[Dataset rows]
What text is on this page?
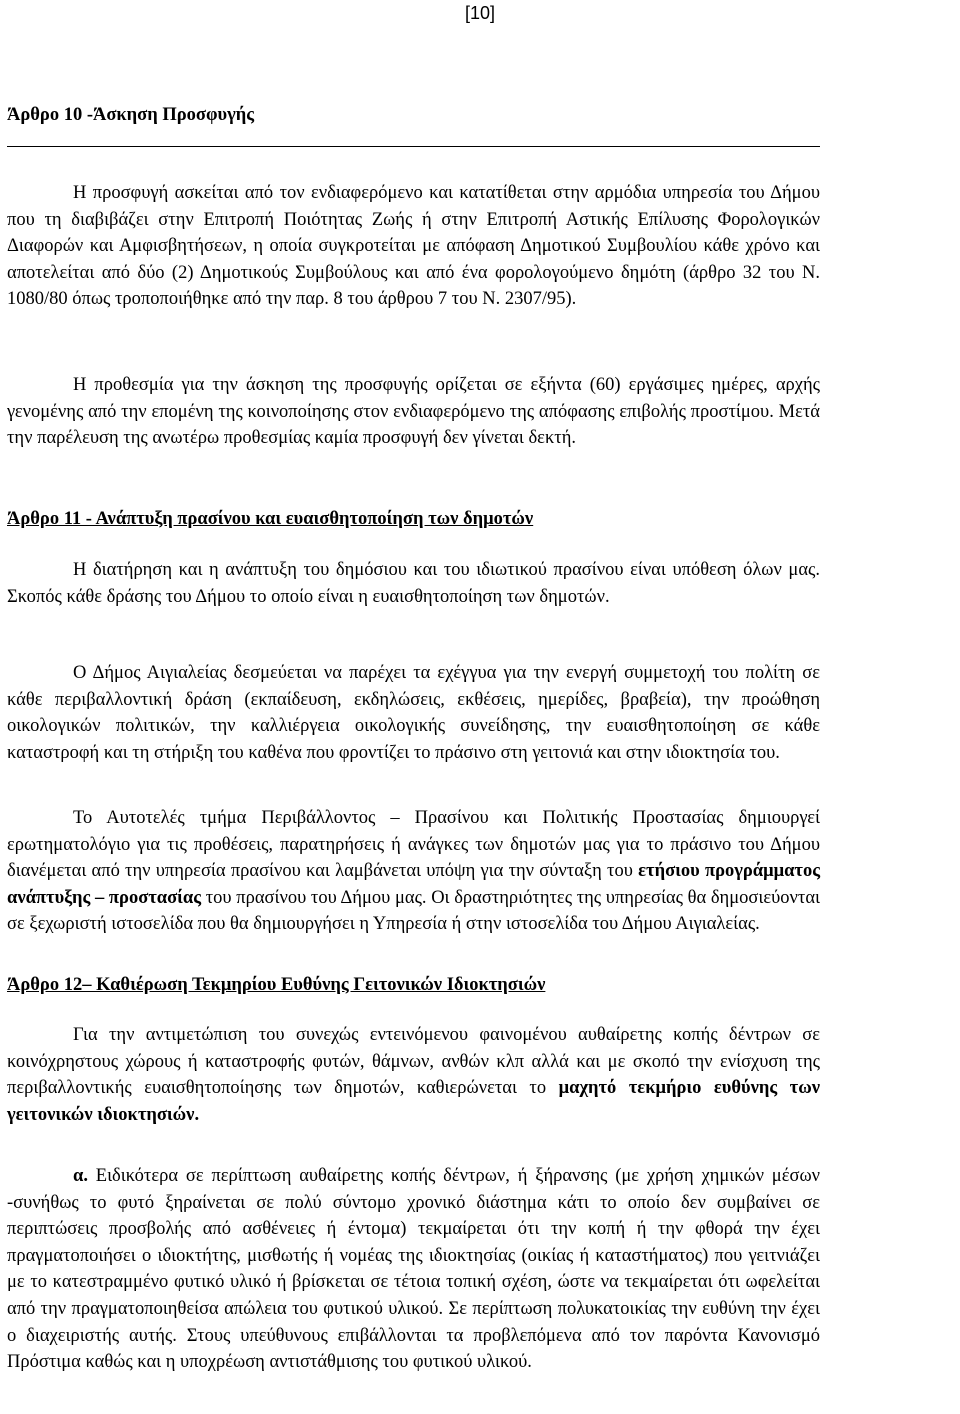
[10]
Άρθρο 10 -Άσκηση Προσφυγής

Η προσφυγή ασκείται από τον ενδιαφερόμενο και κατατίθεται στην αρμόδια υπηρεσία του Δήμου που τη διαβιβάζει στην Επιτροπή Ποιότητας Ζωής ή στην Επιτροπή Αστικής Επίλυσης Φορολογικών Διαφορών και Αμφισβητήσεων, η οποία συγκροτείται με απόφαση Δημοτικού Συμβουλίου κάθε χρόνο και αποτελείται από δύο (2) Δημοτικούς Συμβούλους και από ένα φορολογούμενο δημότη (άρθρο 32 του Ν. 1080/80 όπως τροποποιήθηκε από την παρ. 8 του άρθρου 7 του Ν. 2307/95).

Η προθεσμία για την άσκηση της προσφυγής ορίζεται σε εξήντα (60) εργάσιμες ημέρες, αρχής γενομένης από την επομένη της κοινοποίησης στον ενδιαφερόμενο της απόφασης επιβολής προστίμου. Μετά την παρέλευση της ανωτέρω προθεσμίας καμία προσφυγή δεν γίνεται δεκτή.

Άρθρο 11 - Ανάπτυξη πρασίνου και ευαισθητοποίηση των δημοτών

Η διατήρηση και η ανάπτυξη του δημόσιου και του ιδιωτικού πρασίνου είναι υπόθεση όλων μας. Σκοπός κάθε δράσης του Δήμου το οποίο είναι η ευαισθητοποίηση των δημοτών.

Ο Δήμος Αιγιαλείας δεσμεύεται να παρέχει τα εχέγγυα για την ενεργή συμμετοχή του πολίτη σε κάθε περιβαλλοντική δράση (εκπαίδευση, εκδηλώσεις, εκθέσεις, ημερίδες, βραβεία), την προώθηση οικολογικών πολιτικών, την καλλιέργεια οικολογικής συνείδησης, την ευαισθητοποίηση σε κάθε καταστροφή και τη στήριξη του καθένα που φροντίζει το πράσινο στη γειτονιά και στην ιδιοκτησία του.

Το Αυτοτελές τμήμα Περιβάλλοντος – Πρασίνου και Πολιτικής Προστασίας δημιουργεί ερωτηματολόγιο για τις προθέσεις, παρατηρήσεις ή ανάγκες των δημοτών μας για το πράσινο του Δήμου διανέμεται από την υπηρεσία πρασίνου και λαμβάνεται υπόψη για την σύνταξη του ετήσιου προγράμματος ανάπτυξης – προστασίας του πρασίνου του Δήμου μας. Οι δραστηριότητες της υπηρεσίας θα δημοσιεύονται σε ξεχωριστή ιστοσελίδα που θα δημιουργήσει η Υπηρεσία ή στην ιστοσελίδα του Δήμου Αιγιαλείας.

Άρθρο 12– Καθιέρωση Τεκμηρίου Ευθύνης Γειτονικών Ιδιοκτησιών

Για την αντιμετώπιση του συνεχώς εντεινόμενου φαινομένου αυθαίρετης κοπής δέντρων σε κοινόχρηστους χώρους ή καταστροφής φυτών, θάμνων, ανθών κλπ αλλά και με σκοπό την ενίσχυση της περιβαλλοντικής ευαισθητοποίησης των δημοτών, καθιερώνεται το μαχητό τεκμήριο ευθύνης των γειτονικών ιδιοκτησιών.

α. Ειδικότερα σε περίπτωση αυθαίρετης κοπής δέντρων, ή ξήρανσης (με χρήση χημικών μέσων -συνήθως το φυτό ξηραίνεται σε πολύ σύντομο χρονικό διάστημα κάτι το οποίο δεν συμβαίνει σε περιπτώσεις προσβολής από ασθένειες ή έντομα) τεκμαίρεται ότι την κοπή ή την φθορά την έχει πραγματοποιήσει ο ιδιοκτήτης, μισθωτής ή νομέας της ιδιοκτησίας (οικίας ή καταστήματος) που γειτνιάζει με το κατεστραμμένο φυτικό υλικό ή βρίσκεται σε τέτοια τοπική σχέση, ώστε να τεκμαίρεται ότι ωφελείται από την πραγματοποιηθείσα απώλεια του φυτικού υλικού. Σε περίπτωση πολυκατοικίας την ευθύνη την έχει ο διαχειριστής αυτής. Στους υπεύθυνους επιβάλλονται τα προβλεπόμενα από τον παρόντα Κανονισμό Πρόστιμα καθώς και η υποχρέωση αντιστάθμισης του φυτικού υλικού.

**Set exercise**
Pull out each line of the records holding the string "πρασίνου".

**Expected answer**
Άρθρο 11 - Ανάπτυξη πρασίνου και ευαισθητοποίηση των δημοτών
Η διατήρηση και η ανάπτυξη του δημόσιου και του ιδιωτικού πρασίνου είναι υπόθεση όλων μας. Σκοπός κάθε δράσης του Δήμου το οποίο είναι η ευαισθητοποίηση των δημοτών.
Το Αυτοτελές τμήμα Περιβάλλοντος – Πρασίνου και Πολιτικής Προστασίας δημιουργεί ερωτηματολόγιο για τις προθέσεις, παρατηρήσεις ή ανάγκες των δημοτών μας για το πράσινο του Δήμου διανέμεται από την υπηρεσία πρασίνου και λαμβάνεται υπόψη για την σύνταξη του ετήσιου προγράμματος ανάπτυξης – προστασίας του πρασίνου του Δήμου μας. Οι δραστηριότητες της υπηρεσίας θα δημοσιεύονται σε ξεχωριστή ιστοσελίδα που θα δημιουργήσει η Υπηρεσία ή στην ιστοσελίδα του Δήμου Αιγιαλείας.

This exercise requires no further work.